What the task asks:
Copy out the lines that include the word "LOAD".

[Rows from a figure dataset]
★ ★ ★ ★

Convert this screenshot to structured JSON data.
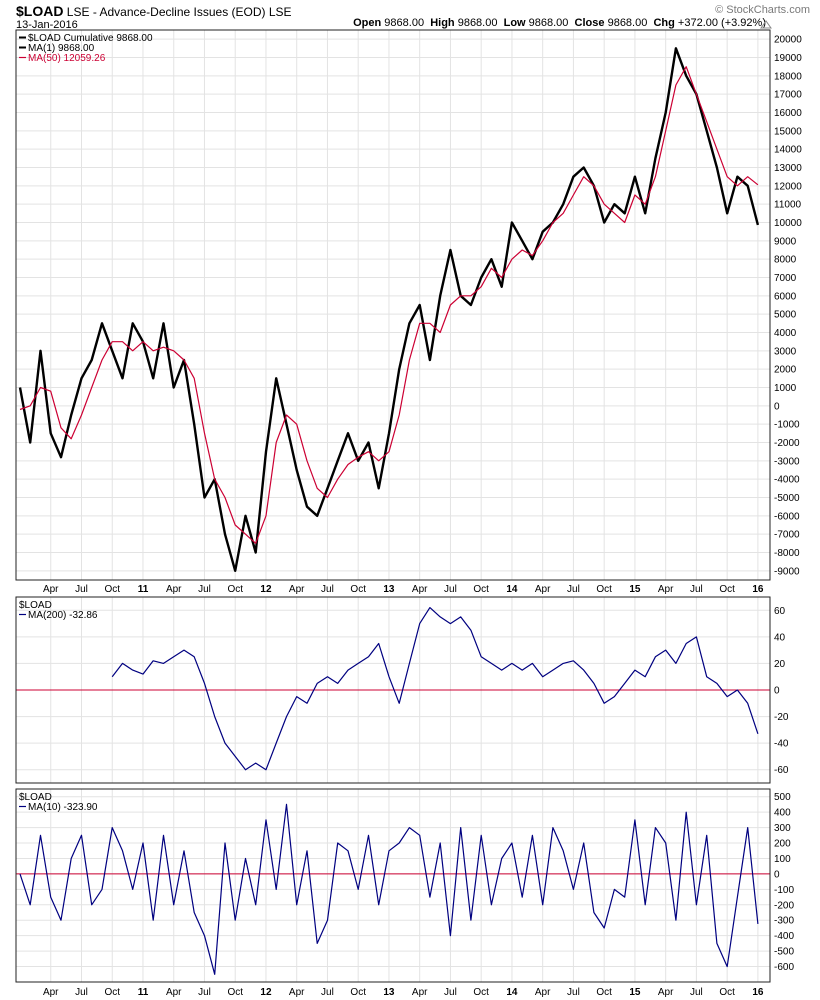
{
  "header": {
    "symbol": "$LOAD",
    "title_rest": "LSE - Advance-Decline Issues (EOD) LSE",
    "date": "13-Jan-2016",
    "brand": "© StockCharts.com",
    "open_label": "Open",
    "open": "9868.00",
    "high_label": "High",
    "high": "9868.00",
    "low_label": "Low",
    "low": "9868.00",
    "close_label": "Close",
    "close": "9868.00",
    "chg_label": "Chg",
    "chg": "+372.00 (+3.92%)",
    "chg_icon": "up-triangle-icon"
  },
  "colors": {
    "price": "#000000",
    "ma50": "#cc0033",
    "osc": "#000080",
    "zero": "#cc0033",
    "grid": "#e3e3e3"
  },
  "x_axis": {
    "labels": [
      "Apr",
      "Jul",
      "Oct",
      "11",
      "Apr",
      "Jul",
      "Oct",
      "12",
      "Apr",
      "Jul",
      "Oct",
      "13",
      "Apr",
      "Jul",
      "Oct",
      "14",
      "Apr",
      "Jul",
      "Oct",
      "15",
      "Apr",
      "Jul",
      "Oct",
      "16"
    ],
    "year_labels": [
      "11",
      "12",
      "13",
      "14",
      "15",
      "16"
    ]
  },
  "chart_data": [
    {
      "type": "line",
      "panel": "main",
      "legend": [
        "$LOAD Cumulative 9868.00",
        "MA(1) 9868.00",
        "MA(50) 12059.26"
      ],
      "ylim": [
        -9500,
        20500
      ],
      "yticks": [
        -9000,
        -8000,
        -7000,
        -6000,
        -5000,
        -4000,
        -3000,
        -2000,
        -1000,
        0,
        1000,
        2000,
        3000,
        4000,
        5000,
        6000,
        7000,
        8000,
        9000,
        10000,
        11000,
        12000,
        13000,
        14000,
        15000,
        16000,
        17000,
        18000,
        19000,
        20000
      ],
      "x_date_range": [
        "2010-01",
        "2016-01-13"
      ],
      "series": [
        {
          "name": "$LOAD Cumulative",
          "color": "#000000",
          "x": [
            "2010-01",
            "2010-02",
            "2010-03",
            "2010-04",
            "2010-05",
            "2010-06",
            "2010-07",
            "2010-08",
            "2010-09",
            "2010-10",
            "2010-11",
            "2010-12",
            "2011-01",
            "2011-02",
            "2011-03",
            "2011-04",
            "2011-05",
            "2011-06",
            "2011-07",
            "2011-08",
            "2011-09",
            "2011-10",
            "2011-11",
            "2011-12",
            "2012-01",
            "2012-02",
            "2012-03",
            "2012-04",
            "2012-05",
            "2012-06",
            "2012-07",
            "2012-08",
            "2012-09",
            "2012-10",
            "2012-11",
            "2012-12",
            "2013-01",
            "2013-02",
            "2013-03",
            "2013-04",
            "2013-05",
            "2013-06",
            "2013-07",
            "2013-08",
            "2013-09",
            "2013-10",
            "2013-11",
            "2013-12",
            "2014-01",
            "2014-02",
            "2014-03",
            "2014-04",
            "2014-05",
            "2014-06",
            "2014-07",
            "2014-08",
            "2014-09",
            "2014-10",
            "2014-11",
            "2014-12",
            "2015-01",
            "2015-02",
            "2015-03",
            "2015-04",
            "2015-05",
            "2015-06",
            "2015-07",
            "2015-08",
            "2015-09",
            "2015-10",
            "2015-11",
            "2015-12",
            "2016-01"
          ],
          "y": [
            1000,
            -2000,
            3000,
            -1500,
            -2800,
            -500,
            1500,
            2500,
            4500,
            3000,
            1500,
            4500,
            3500,
            1500,
            4500,
            1000,
            2500,
            -1000,
            -5000,
            -4000,
            -7000,
            -9000,
            -6000,
            -8000,
            -2500,
            1500,
            -1000,
            -3500,
            -5500,
            -6000,
            -4500,
            -3000,
            -1500,
            -3000,
            -2000,
            -4500,
            -1500,
            2000,
            4500,
            5500,
            2500,
            6000,
            8500,
            6000,
            5500,
            7000,
            8000,
            6500,
            10000,
            9000,
            8000,
            9500,
            10000,
            11000,
            12500,
            13000,
            12000,
            10000,
            11000,
            10500,
            12500,
            10500,
            13500,
            16000,
            19500,
            18000,
            17000,
            15000,
            13000,
            10500,
            12500,
            12000,
            9868
          ]
        },
        {
          "name": "MA(50)",
          "color": "#cc0033",
          "x": [
            "2010-01",
            "2010-02",
            "2010-03",
            "2010-04",
            "2010-05",
            "2010-06",
            "2010-07",
            "2010-08",
            "2010-09",
            "2010-10",
            "2010-11",
            "2010-12",
            "2011-01",
            "2011-02",
            "2011-03",
            "2011-04",
            "2011-05",
            "2011-06",
            "2011-07",
            "2011-08",
            "2011-09",
            "2011-10",
            "2011-11",
            "2011-12",
            "2012-01",
            "2012-02",
            "2012-03",
            "2012-04",
            "2012-05",
            "2012-06",
            "2012-07",
            "2012-08",
            "2012-09",
            "2012-10",
            "2012-11",
            "2012-12",
            "2013-01",
            "2013-02",
            "2013-03",
            "2013-04",
            "2013-05",
            "2013-06",
            "2013-07",
            "2013-08",
            "2013-09",
            "2013-10",
            "2013-11",
            "2013-12",
            "2014-01",
            "2014-02",
            "2014-03",
            "2014-04",
            "2014-05",
            "2014-06",
            "2014-07",
            "2014-08",
            "2014-09",
            "2014-10",
            "2014-11",
            "2014-12",
            "2015-01",
            "2015-02",
            "2015-03",
            "2015-04",
            "2015-05",
            "2015-06",
            "2015-07",
            "2015-08",
            "2015-09",
            "2015-10",
            "2015-11",
            "2015-12",
            "2016-01"
          ],
          "y": [
            -200,
            0,
            1000,
            800,
            -1200,
            -1800,
            -500,
            1000,
            2500,
            3500,
            3500,
            3000,
            3500,
            3000,
            3200,
            3000,
            2500,
            1500,
            -1500,
            -4000,
            -5000,
            -6500,
            -7000,
            -7500,
            -6000,
            -2000,
            -500,
            -1000,
            -3000,
            -4500,
            -5000,
            -4000,
            -3200,
            -2800,
            -2500,
            -3000,
            -2500,
            -500,
            2500,
            4500,
            4500,
            4000,
            5500,
            6000,
            6000,
            6500,
            7500,
            7000,
            8000,
            8500,
            8200,
            9000,
            10000,
            10500,
            11500,
            12500,
            12000,
            11000,
            10500,
            10000,
            11500,
            11000,
            12500,
            15000,
            17500,
            18500,
            17000,
            15500,
            14000,
            12500,
            12000,
            12500,
            12059
          ]
        }
      ]
    },
    {
      "type": "line",
      "panel": "middle",
      "legend": [
        "$LOAD",
        "MA(200) -32.86"
      ],
      "ylim": [
        -70,
        70
      ],
      "yticks": [
        -60,
        -40,
        -20,
        0,
        20,
        40,
        60
      ],
      "reference_line": 0,
      "series": [
        {
          "name": "MA(200)",
          "color": "#000080",
          "x": [
            "2010-10",
            "2010-11",
            "2010-12",
            "2011-01",
            "2011-02",
            "2011-03",
            "2011-04",
            "2011-05",
            "2011-06",
            "2011-07",
            "2011-08",
            "2011-09",
            "2011-10",
            "2011-11",
            "2011-12",
            "2012-01",
            "2012-02",
            "2012-03",
            "2012-04",
            "2012-05",
            "2012-06",
            "2012-07",
            "2012-08",
            "2012-09",
            "2012-10",
            "2012-11",
            "2012-12",
            "2013-01",
            "2013-02",
            "2013-03",
            "2013-04",
            "2013-05",
            "2013-06",
            "2013-07",
            "2013-08",
            "2013-09",
            "2013-10",
            "2013-11",
            "2013-12",
            "2014-01",
            "2014-02",
            "2014-03",
            "2014-04",
            "2014-05",
            "2014-06",
            "2014-07",
            "2014-08",
            "2014-09",
            "2014-10",
            "2014-11",
            "2014-12",
            "2015-01",
            "2015-02",
            "2015-03",
            "2015-04",
            "2015-05",
            "2015-06",
            "2015-07",
            "2015-08",
            "2015-09",
            "2015-10",
            "2015-11",
            "2015-12",
            "2016-01"
          ],
          "y": [
            10,
            20,
            15,
            12,
            22,
            20,
            25,
            30,
            25,
            5,
            -20,
            -40,
            -50,
            -60,
            -55,
            -60,
            -40,
            -20,
            -5,
            -10,
            5,
            10,
            5,
            15,
            20,
            25,
            35,
            10,
            -10,
            20,
            50,
            62,
            55,
            50,
            55,
            45,
            25,
            20,
            15,
            20,
            15,
            20,
            10,
            15,
            20,
            22,
            15,
            5,
            -10,
            -5,
            5,
            15,
            10,
            25,
            30,
            20,
            35,
            40,
            10,
            5,
            -5,
            0,
            -10,
            -33
          ]
        }
      ]
    },
    {
      "type": "line",
      "panel": "bottom",
      "legend": [
        "$LOAD",
        "MA(10) -323.90"
      ],
      "ylim": [
        -700,
        550
      ],
      "yticks": [
        -600,
        -500,
        -400,
        -300,
        -200,
        -100,
        0,
        100,
        200,
        300,
        400,
        500
      ],
      "reference_line": 0,
      "series": [
        {
          "name": "MA(10)",
          "color": "#000080",
          "x": [
            "2010-01",
            "2010-02",
            "2010-03",
            "2010-04",
            "2010-05",
            "2010-06",
            "2010-07",
            "2010-08",
            "2010-09",
            "2010-10",
            "2010-11",
            "2010-12",
            "2011-01",
            "2011-02",
            "2011-03",
            "2011-04",
            "2011-05",
            "2011-06",
            "2011-07",
            "2011-08",
            "2011-09",
            "2011-10",
            "2011-11",
            "2011-12",
            "2012-01",
            "2012-02",
            "2012-03",
            "2012-04",
            "2012-05",
            "2012-06",
            "2012-07",
            "2012-08",
            "2012-09",
            "2012-10",
            "2012-11",
            "2012-12",
            "2013-01",
            "2013-02",
            "2013-03",
            "2013-04",
            "2013-05",
            "2013-06",
            "2013-07",
            "2013-08",
            "2013-09",
            "2013-10",
            "2013-11",
            "2013-12",
            "2014-01",
            "2014-02",
            "2014-03",
            "2014-04",
            "2014-05",
            "2014-06",
            "2014-07",
            "2014-08",
            "2014-09",
            "2014-10",
            "2014-11",
            "2014-12",
            "2015-01",
            "2015-02",
            "2015-03",
            "2015-04",
            "2015-05",
            "2015-06",
            "2015-07",
            "2015-08",
            "2015-09",
            "2015-10",
            "2015-11",
            "2015-12",
            "2016-01"
          ],
          "y": [
            0,
            -200,
            250,
            -150,
            -300,
            100,
            250,
            -200,
            -100,
            300,
            150,
            -100,
            200,
            -300,
            250,
            -200,
            150,
            -250,
            -400,
            -650,
            200,
            -300,
            100,
            -200,
            350,
            -100,
            450,
            -200,
            150,
            -450,
            -300,
            200,
            150,
            -100,
            250,
            -200,
            150,
            200,
            300,
            250,
            -150,
            200,
            -400,
            300,
            -300,
            250,
            -200,
            100,
            200,
            -150,
            250,
            -200,
            300,
            150,
            -100,
            200,
            -250,
            -350,
            -100,
            -150,
            350,
            -200,
            300,
            200,
            -300,
            400,
            -200,
            250,
            -450,
            -600,
            -150,
            300,
            -324
          ]
        }
      ]
    }
  ]
}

★ ★ ★ ★

The completed task:
    "symbol": "$LOAD",
        "$LOAD Cumulative 9868.00",
          "name": "$LOAD Cumulative",
        "$LOAD",
        "$LOAD",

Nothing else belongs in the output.